Output every entry exactly as written.

+ + +

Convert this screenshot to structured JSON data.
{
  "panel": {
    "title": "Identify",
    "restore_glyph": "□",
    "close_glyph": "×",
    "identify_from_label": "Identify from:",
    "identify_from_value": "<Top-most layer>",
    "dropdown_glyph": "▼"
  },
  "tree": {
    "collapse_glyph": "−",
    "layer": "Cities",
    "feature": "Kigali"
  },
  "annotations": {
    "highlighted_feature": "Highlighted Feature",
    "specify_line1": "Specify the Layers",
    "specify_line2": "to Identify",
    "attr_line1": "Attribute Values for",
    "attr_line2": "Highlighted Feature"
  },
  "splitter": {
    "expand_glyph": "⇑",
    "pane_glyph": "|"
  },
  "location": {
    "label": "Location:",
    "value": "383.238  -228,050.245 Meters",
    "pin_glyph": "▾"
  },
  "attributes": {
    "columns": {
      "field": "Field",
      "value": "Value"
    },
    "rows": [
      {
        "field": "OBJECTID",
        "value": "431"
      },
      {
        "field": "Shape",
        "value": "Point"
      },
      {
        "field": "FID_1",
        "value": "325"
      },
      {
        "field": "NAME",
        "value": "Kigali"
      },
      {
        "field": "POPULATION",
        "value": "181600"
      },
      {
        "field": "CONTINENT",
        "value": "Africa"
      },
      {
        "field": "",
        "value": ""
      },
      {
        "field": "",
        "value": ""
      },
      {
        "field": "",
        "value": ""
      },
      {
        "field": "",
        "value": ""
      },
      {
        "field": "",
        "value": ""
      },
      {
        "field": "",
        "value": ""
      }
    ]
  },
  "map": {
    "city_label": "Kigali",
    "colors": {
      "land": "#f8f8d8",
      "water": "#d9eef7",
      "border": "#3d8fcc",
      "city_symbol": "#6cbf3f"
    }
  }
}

+ + +

# Response
Convert this screenshot to structured JSON data.
{
  "panel": {
    "title": "Identify",
    "restore_glyph": "□",
    "close_glyph": "×",
    "identify_from_label": "Identify from:",
    "identify_from_value": "<Top-most layer>",
    "dropdown_glyph": "▼"
  },
  "tree": {
    "collapse_glyph": "−",
    "layer": "Cities",
    "feature": "Kigali"
  },
  "annotations": {
    "highlighted_feature": "Highlighted Feature",
    "specify_line1": "Specify the Layers",
    "specify_line2": "to Identify",
    "attr_line1": "Attribute Values for",
    "attr_line2": "Highlighted Feature"
  },
  "splitter": {
    "expand_glyph": "⇑",
    "pane_glyph": "|"
  },
  "location": {
    "label": "Location:",
    "value": "383.238  -228,050.245 Meters",
    "pin_glyph": "▾"
  },
  "attributes": {
    "columns": {
      "field": "Field",
      "value": "Value"
    },
    "rows": [
      {
        "field": "OBJECTID",
        "value": "431"
      },
      {
        "field": "Shape",
        "value": "Point"
      },
      {
        "field": "FID_1",
        "value": "325"
      },
      {
        "field": "NAME",
        "value": "Kigali"
      },
      {
        "field": "POPULATION",
        "value": "181600"
      },
      {
        "field": "CONTINENT",
        "value": "Africa"
      },
      {
        "field": "",
        "value": ""
      },
      {
        "field": "",
        "value": ""
      },
      {
        "field": "",
        "value": ""
      },
      {
        "field": "",
        "value": ""
      },
      {
        "field": "",
        "value": ""
      },
      {
        "field": "",
        "value": ""
      }
    ]
  },
  "map": {
    "city_label": "Kigali",
    "colors": {
      "land": "#f8f8d8",
      "water": "#d9eef7",
      "border": "#3d8fcc",
      "city_symbol": "#6cbf3f"
    }
  }
}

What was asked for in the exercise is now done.